#### Material to process:
▼▼▼

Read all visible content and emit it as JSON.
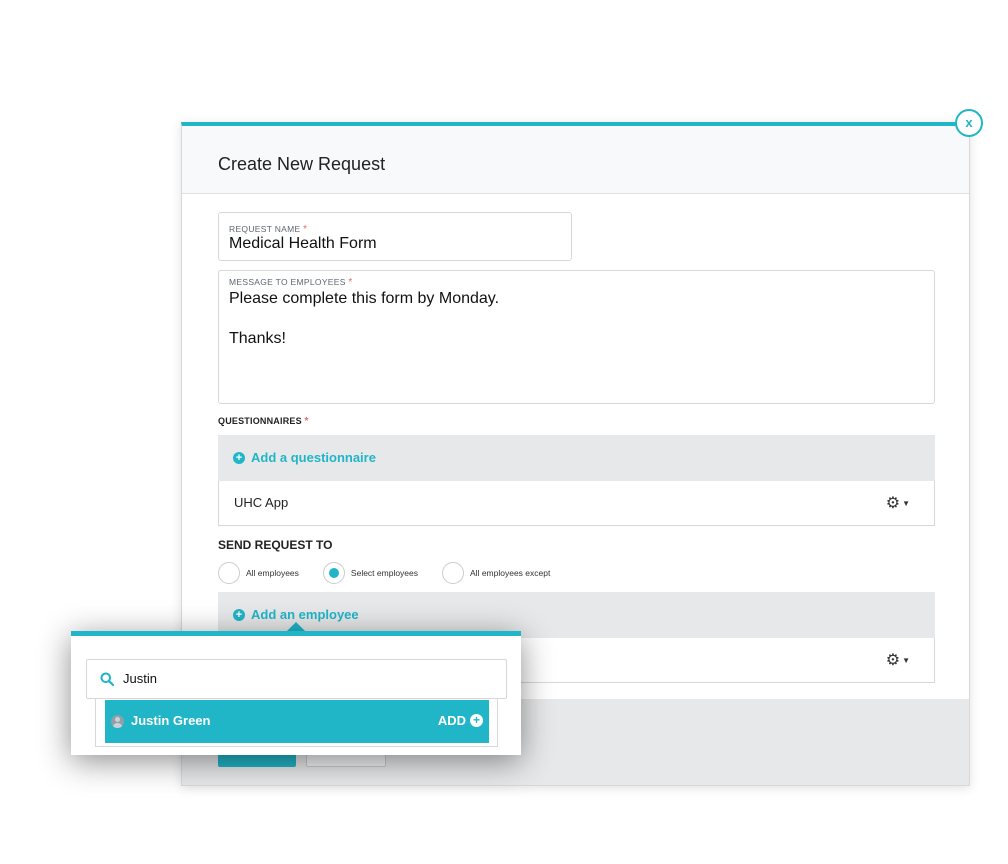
{
  "modal": {
    "title": "Create New Request",
    "close_label": "x"
  },
  "request_name": {
    "label": "REQUEST NAME",
    "required_mark": "*",
    "value": "Medical Health Form"
  },
  "message": {
    "label": "MESSAGE TO EMPLOYEES",
    "required_mark": "*",
    "value": "Please complete this form by Monday.\n\nThanks!"
  },
  "questionnaires": {
    "label": "QUESTIONNAIRES",
    "required_mark": "*",
    "add_label": "Add a questionnaire",
    "items": [
      {
        "name": "UHC App",
        "icon": "gear-icon"
      }
    ]
  },
  "send_to": {
    "label": "SEND REQUEST TO",
    "options": [
      {
        "label": "All employees",
        "selected": false
      },
      {
        "label": "Select employees",
        "selected": true
      },
      {
        "label": "All employees except",
        "selected": false
      }
    ],
    "add_label": "Add an employee"
  },
  "employee_picker": {
    "search_value": "Justin",
    "results": [
      {
        "name": "Justin Green",
        "action": "ADD"
      }
    ]
  },
  "colors": {
    "accent": "#21b5c8",
    "required": "#e8686a",
    "panel": "#e6e8ea"
  }
}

▲▲▲

#### Task statement:
Above are the records; reproduce them exactly and leave out the pictures.

#### Exercise answer:
Read all visible content and emit it as JSON.
{
  "modal": {
    "title": "Create New Request",
    "close_label": "x"
  },
  "request_name": {
    "label": "REQUEST NAME",
    "required_mark": "*",
    "value": "Medical Health Form"
  },
  "message": {
    "label": "MESSAGE TO EMPLOYEES",
    "required_mark": "*",
    "value": "Please complete this form by Monday.\n\nThanks!"
  },
  "questionnaires": {
    "label": "QUESTIONNAIRES",
    "required_mark": "*",
    "add_label": "Add a questionnaire",
    "items": [
      {
        "name": "UHC App",
        "icon": "gear-icon"
      }
    ]
  },
  "send_to": {
    "label": "SEND REQUEST TO",
    "options": [
      {
        "label": "All employees",
        "selected": false
      },
      {
        "label": "Select employees",
        "selected": true
      },
      {
        "label": "All employees except",
        "selected": false
      }
    ],
    "add_label": "Add an employee"
  },
  "employee_picker": {
    "search_value": "Justin",
    "results": [
      {
        "name": "Justin Green",
        "action": "ADD"
      }
    ]
  },
  "colors": {
    "accent": "#21b5c8",
    "required": "#e8686a",
    "panel": "#e6e8ea"
  }
}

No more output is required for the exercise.